Leaf vascular systems in C₃ and C₄ grasses: A two-dimensional analysis

• Background and Aims: It is well documented that C₄ grasses have a shorter distance between longitudinal veins in the leaves than C₃ grasses. In grass leaves, however, veins with different structures and functions are differentiated: large longitudinal veins, small longitudinal veins and transverse veins. Thus, the densities of the three types of vein in leaves of C₃ and C₄ grasses were investigated from a two-dimensional perspective. • Methods: Vein densities in cleared leaves of 15 C₃ and 26 C₄ grasses representing different taxonomic groups and photosynthetic subtypes were analysed. • Key Results: The C ₄ grasses had denser transverse veins and denser small longitudinal veins than the C₃ grasses (1.9 and 2.1 times in interveinal distance), but there was no significant difference in large longitudinal veins. The total length of the three vein types per unit area in the C₄ grasses was 2.1 times that in the C₃ grasses. The ratio of transverse vein length to total vein length was 14.3 % in C₃ grasses and 9.9 % in C₄ grasses. The C₃ grasses generally had greater species variation in the vascular distances than the C₄ grasses. The bambusoid and panicoid C₃ grasses tended to have a denser vascular system than the festucoid C₃ grasses. There were no significant differences in the interveinal distances of the three vein types between C ₄ subtypes, although the NADP-malic enzyme grasses tended to have a shorter distance between small longitudinal veins than the NAD-malic enzyme and phosphoenolpyruvate carboxykinase grasses. • Conclusions: It seems that C₄ grasses have structurally a superior photosynthate translocation and water distribution system by developing denser networks of small longitudinal and transverse veins, while keeping a constant density of large longitudinal veins. The bambusoid and panicoid C₃ grasses have a vascular system that is more similar to that in C₄ grasses than to that in the festucoid C₃ grasses.

= = = = = = =

▶ [REQUIRED WORK]:
Please reproduce the whole abstract above on leaf vein density in C₃ and C₄ grasses, word for word and without changes.

= = = = = = =

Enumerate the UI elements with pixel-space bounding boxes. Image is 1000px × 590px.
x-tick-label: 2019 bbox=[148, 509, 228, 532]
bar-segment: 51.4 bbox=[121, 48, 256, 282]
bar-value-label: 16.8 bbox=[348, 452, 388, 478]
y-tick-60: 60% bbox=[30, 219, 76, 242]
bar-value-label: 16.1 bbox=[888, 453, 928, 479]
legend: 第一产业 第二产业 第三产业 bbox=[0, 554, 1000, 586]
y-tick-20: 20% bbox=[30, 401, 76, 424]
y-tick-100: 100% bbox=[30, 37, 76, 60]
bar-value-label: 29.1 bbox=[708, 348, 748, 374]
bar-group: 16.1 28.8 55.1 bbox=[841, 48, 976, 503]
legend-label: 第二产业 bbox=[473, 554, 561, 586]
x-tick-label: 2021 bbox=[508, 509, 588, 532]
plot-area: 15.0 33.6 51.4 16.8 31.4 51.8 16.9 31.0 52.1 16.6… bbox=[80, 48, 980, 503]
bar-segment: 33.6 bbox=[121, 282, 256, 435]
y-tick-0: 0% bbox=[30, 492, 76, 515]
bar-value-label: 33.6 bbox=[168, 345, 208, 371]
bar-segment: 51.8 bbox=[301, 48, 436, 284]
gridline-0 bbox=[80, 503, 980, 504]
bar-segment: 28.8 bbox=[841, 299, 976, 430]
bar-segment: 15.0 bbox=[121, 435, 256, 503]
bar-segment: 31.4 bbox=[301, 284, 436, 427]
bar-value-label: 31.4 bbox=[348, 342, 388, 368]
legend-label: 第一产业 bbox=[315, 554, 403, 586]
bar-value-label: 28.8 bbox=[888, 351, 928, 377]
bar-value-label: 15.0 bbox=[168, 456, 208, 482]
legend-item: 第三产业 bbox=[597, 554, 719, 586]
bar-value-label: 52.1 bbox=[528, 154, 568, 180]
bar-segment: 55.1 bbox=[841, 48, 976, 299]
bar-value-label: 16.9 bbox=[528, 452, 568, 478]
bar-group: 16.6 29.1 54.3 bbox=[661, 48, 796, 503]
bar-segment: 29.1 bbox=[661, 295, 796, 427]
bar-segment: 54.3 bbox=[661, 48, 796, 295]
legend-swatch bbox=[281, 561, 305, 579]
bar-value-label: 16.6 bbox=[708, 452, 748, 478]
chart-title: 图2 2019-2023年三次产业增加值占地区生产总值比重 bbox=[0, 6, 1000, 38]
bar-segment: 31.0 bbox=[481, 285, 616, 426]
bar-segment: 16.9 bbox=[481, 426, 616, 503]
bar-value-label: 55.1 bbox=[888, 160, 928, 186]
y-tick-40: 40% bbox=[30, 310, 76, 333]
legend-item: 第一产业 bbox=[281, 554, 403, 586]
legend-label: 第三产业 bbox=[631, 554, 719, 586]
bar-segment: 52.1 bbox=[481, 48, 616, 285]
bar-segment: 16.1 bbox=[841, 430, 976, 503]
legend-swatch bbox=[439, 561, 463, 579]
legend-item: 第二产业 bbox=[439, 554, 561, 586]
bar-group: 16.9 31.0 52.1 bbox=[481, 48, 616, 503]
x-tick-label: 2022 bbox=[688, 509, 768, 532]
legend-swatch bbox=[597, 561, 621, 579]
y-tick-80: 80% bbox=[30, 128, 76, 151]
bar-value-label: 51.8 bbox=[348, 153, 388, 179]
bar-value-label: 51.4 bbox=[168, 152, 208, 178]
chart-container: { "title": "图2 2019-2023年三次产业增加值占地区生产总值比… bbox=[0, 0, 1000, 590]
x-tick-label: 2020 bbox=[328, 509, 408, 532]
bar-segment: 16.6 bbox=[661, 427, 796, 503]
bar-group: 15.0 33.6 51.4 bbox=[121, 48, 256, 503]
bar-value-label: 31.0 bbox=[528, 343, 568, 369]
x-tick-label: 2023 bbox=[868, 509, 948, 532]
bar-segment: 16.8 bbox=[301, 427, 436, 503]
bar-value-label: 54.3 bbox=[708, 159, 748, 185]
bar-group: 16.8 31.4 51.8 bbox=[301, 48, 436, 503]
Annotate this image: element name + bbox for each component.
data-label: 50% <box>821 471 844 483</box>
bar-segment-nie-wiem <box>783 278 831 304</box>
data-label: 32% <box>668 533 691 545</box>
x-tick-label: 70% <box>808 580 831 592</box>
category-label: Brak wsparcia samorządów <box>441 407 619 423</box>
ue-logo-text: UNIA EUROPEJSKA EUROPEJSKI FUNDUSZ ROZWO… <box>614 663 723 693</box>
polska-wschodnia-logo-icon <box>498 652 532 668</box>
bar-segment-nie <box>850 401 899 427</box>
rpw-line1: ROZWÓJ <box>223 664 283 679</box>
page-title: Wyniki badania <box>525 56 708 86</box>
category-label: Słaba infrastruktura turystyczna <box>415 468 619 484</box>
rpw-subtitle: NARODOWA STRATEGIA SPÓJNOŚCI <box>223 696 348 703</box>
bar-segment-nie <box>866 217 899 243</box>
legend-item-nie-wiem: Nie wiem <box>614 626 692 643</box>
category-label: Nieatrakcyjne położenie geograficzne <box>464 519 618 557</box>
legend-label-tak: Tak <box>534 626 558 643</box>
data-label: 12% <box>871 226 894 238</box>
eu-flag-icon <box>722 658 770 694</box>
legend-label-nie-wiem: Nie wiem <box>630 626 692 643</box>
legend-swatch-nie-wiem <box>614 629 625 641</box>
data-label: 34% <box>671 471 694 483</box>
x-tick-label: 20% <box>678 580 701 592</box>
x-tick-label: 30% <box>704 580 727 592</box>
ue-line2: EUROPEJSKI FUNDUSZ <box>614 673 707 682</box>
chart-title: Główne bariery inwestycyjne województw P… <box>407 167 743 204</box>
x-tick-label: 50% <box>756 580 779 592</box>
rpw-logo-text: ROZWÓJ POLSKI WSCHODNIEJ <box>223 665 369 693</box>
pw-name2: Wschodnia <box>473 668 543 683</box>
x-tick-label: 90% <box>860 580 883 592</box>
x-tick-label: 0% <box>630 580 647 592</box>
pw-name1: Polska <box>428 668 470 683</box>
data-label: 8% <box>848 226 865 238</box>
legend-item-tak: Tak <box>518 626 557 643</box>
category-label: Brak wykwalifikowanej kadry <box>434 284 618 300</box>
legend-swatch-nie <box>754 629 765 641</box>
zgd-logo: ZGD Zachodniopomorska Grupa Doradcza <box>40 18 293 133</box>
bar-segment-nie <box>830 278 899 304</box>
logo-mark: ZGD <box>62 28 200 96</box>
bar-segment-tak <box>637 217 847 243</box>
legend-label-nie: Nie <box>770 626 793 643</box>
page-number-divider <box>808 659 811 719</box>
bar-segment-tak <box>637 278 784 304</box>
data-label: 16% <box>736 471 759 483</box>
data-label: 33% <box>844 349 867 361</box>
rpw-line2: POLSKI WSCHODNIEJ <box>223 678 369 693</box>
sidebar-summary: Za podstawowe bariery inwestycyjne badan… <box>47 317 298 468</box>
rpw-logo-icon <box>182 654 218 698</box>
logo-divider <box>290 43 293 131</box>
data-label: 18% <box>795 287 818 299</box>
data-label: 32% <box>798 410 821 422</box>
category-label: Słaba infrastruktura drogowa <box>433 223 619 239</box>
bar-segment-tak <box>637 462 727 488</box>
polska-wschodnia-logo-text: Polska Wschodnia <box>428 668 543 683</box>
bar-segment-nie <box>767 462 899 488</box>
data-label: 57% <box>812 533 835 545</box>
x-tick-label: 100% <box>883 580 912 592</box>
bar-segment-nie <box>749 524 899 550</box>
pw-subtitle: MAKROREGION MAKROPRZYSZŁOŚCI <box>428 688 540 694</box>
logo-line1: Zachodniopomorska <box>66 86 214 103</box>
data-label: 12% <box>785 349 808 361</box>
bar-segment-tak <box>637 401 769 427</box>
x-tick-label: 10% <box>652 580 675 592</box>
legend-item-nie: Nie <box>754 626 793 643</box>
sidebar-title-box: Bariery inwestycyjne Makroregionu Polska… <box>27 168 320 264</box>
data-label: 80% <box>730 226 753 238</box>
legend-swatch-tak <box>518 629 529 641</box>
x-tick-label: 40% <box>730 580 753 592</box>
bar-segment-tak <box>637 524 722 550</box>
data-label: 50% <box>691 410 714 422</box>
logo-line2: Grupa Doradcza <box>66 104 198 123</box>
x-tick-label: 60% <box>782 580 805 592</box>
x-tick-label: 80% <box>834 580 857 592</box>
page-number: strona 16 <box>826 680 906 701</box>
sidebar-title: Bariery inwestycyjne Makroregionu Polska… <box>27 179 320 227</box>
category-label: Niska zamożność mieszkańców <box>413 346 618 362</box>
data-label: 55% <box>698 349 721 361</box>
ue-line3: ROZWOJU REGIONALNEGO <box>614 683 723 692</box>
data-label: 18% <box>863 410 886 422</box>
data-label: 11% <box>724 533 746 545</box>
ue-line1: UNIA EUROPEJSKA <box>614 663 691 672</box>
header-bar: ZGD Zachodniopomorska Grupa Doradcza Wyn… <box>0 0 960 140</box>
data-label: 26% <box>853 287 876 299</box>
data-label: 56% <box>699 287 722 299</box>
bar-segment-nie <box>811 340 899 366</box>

= = = = = = =

▶ [TASK RESPONSE]:
Leaf vascular systems in C₃ and C₄ grasses: A two-dimensional analysis

• Background and Aims: It is well documented that C₄ grasses have a shorter distance between longitudinal veins in the leaves than C₃ grasses. In grass leaves, however, veins with different structures and functions are differentiated: large longitudinal veins, small longitudinal veins and transverse veins. Thus, the densities of the three types of vein in leaves of C₃ and C₄ grasses were investigated from a two-dimensional perspective. • Methods: Vein densities in cleared leaves of 15 C₃ and 26 C₄ grasses representing different taxonomic groups and photosynthetic subtypes were analysed. • Key Results: The C ₄ grasses had denser transverse veins and denser small longitudinal veins than the C₃ grasses (1.9 and 2.1 times in interveinal distance), but there was no significant difference in large longitudinal veins. The total length of the three vein types per unit area in the C₄ grasses was 2.1 times that in the C₃ grasses. The ratio of transverse vein length to total vein length was 14.3 % in C₃ grasses and 9.9 % in C₄ grasses. The C₃ grasses generally had greater species variation in the vascular distances than the C₄ grasses. The bambusoid and panicoid C₃ grasses tended to have a denser vascular system than the festucoid C₃ grasses. There were no significant differences in the interveinal distances of the three vein types between C ₄ subtypes, although the NADP-malic enzyme grasses tended to have a shorter distance between small longitudinal veins than the NAD-malic enzyme and phosphoenolpyruvate carboxykinase grasses. • Conclusions: It seems that C₄ grasses have structurally a superior photosynthate translocation and water distribution system by developing denser networks of small longitudinal and transverse veins, while keeping a constant density of large longitudinal veins. The bambusoid and panicoid C₃ grasses have a vascular system that is more similar to that in C₄ grasses than to that in the festucoid C₃ grasses.